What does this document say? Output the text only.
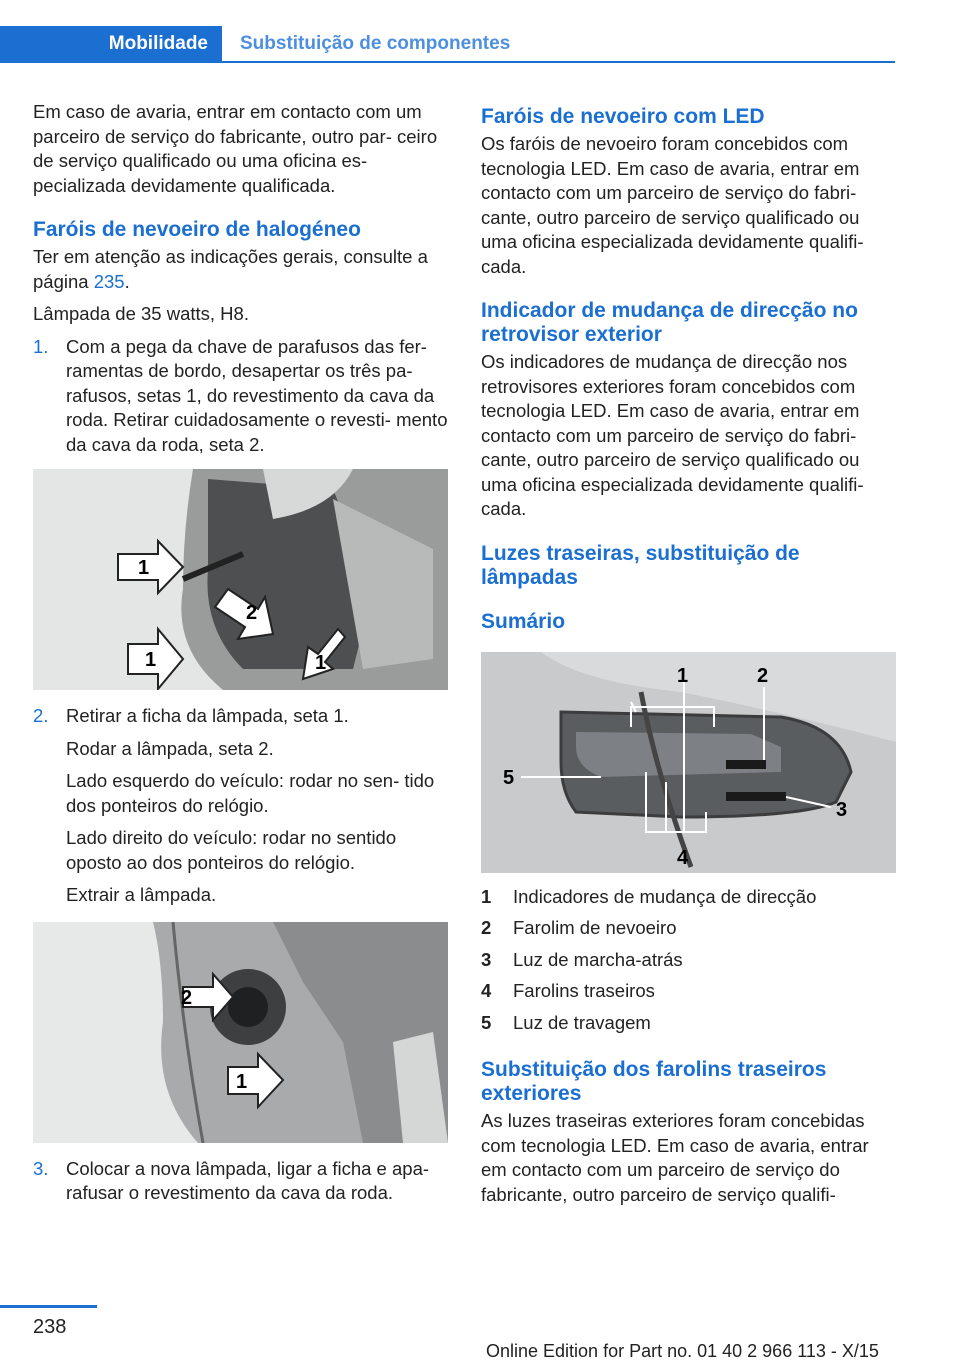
Mobilidade	Substituição de componentes

Em caso de avaria, entrar em contacto com um parceiro de serviço do fabricante, outro par‐ ceiro de serviço qualificado ou uma oficina es‐ pecializada devidamente qualificada.

Faróis de nevoeiro de halogéneo

Ter em atenção as indicações gerais, consulte a página 235.

Lâmpada de 35 watts, H8.

1. Com a pega da chave de parafusos das fer‐ ramentas de bordo, desapertar os três pa‐ rafusos, setas 1, do revestimento da cava da roda. Retirar cuidadosamente o revesti‐ mento da cava da roda, seta 2.

1
2
1	1
2. Retirar a ficha da lâmpada, seta 1.

Rodar a lâmpada, seta 2.

Lado esquerdo do veículo: rodar no sen‐ tido dos ponteiros do relógio.

Lado direito do veículo: rodar no sentido oposto ao dos ponteiros do relógio.

Extrair a lâmpada.

2
1
3. Colocar a nova lâmpada, ligar a ficha e apa‐ rafusar o revestimento da cava da roda.

Faróis de nevoeiro com LED

Os faróis de nevoeiro foram concebidos com tecnologia LED. Em caso de avaria, entrar em contacto com um parceiro de serviço do fabri‐ cante, outro parceiro de serviço qualificado ou uma oficina especializada devidamente qualifi‐ cada.

Indicador de mudança de direcção no retrovisor exterior

Os indicadores de mudança de direcção nos retrovisores exteriores foram concebidos com tecnologia LED. Em caso de avaria, entrar em contacto com um parceiro de serviço do fabri‐ cante, outro parceiro de serviço qualificado ou uma oficina especializada devidamente qualifi‐ cada.

Luzes traseiras, substituição de lâmpadas
Sumário
1	2
5
3
4
1	Indicadores de mudança de direcção
2	Farolim de nevoeiro
3	Luz de marcha-atrás
4	Farolins traseiros
5	Luz de travagem
Substituição dos farolins traseiros exteriores

As luzes traseiras exteriores foram concebidas com tecnologia LED. Em caso de avaria, entrar em contacto com um parceiro de serviço do fabricante, outro parceiro de serviço qualifi‐

238
Online Edition for Part no. 01 40 2 966 113 - X/15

What is required.
Spot every line that holds "ponteiros" and copy it.

Result.
Lado esquerdo do veículo: rodar no sen‐ tido dos ponteiros do relógio.
Lado direito do veículo: rodar no sentido oposto ao dos ponteiros do relógio.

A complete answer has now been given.